Directive »
Each line of the material must be returned exactly.

Entries from a dataset
....

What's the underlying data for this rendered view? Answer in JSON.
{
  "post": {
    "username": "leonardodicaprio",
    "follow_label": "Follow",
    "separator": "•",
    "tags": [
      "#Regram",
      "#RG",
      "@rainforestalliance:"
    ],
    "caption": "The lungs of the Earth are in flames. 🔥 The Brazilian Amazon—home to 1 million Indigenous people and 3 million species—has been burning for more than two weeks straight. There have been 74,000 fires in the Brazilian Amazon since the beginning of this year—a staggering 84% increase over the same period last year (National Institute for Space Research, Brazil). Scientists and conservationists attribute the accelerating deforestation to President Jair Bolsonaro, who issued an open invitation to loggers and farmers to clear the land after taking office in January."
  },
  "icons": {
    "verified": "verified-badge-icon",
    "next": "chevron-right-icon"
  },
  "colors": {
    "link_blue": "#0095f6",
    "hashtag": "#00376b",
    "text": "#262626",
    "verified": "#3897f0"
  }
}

....

The result »
What's the underlying data for this rendered view? Answer in JSON.
{
  "post": {
    "username": "leonardodicaprio",
    "follow_label": "Follow",
    "separator": "•",
    "tags": [
      "#Regram",
      "#RG",
      "@rainforestalliance:"
    ],
    "caption": "The lungs of the Earth are in flames. 🔥 The Brazilian Amazon—home to 1 million Indigenous people and 3 million species—has been burning for more than two weeks straight. There have been 74,000 fires in the Brazilian Amazon since the beginning of this year—a staggering 84% increase over the same period last year (National Institute for Space Research, Brazil). Scientists and conservationists attribute the accelerating deforestation to President Jair Bolsonaro, who issued an open invitation to loggers and farmers to clear the land after taking office in January."
  },
  "icons": {
    "verified": "verified-badge-icon",
    "next": "chevron-right-icon"
  },
  "colors": {
    "link_blue": "#0095f6",
    "hashtag": "#00376b",
    "text": "#262626",
    "verified": "#3897f0"
  }
}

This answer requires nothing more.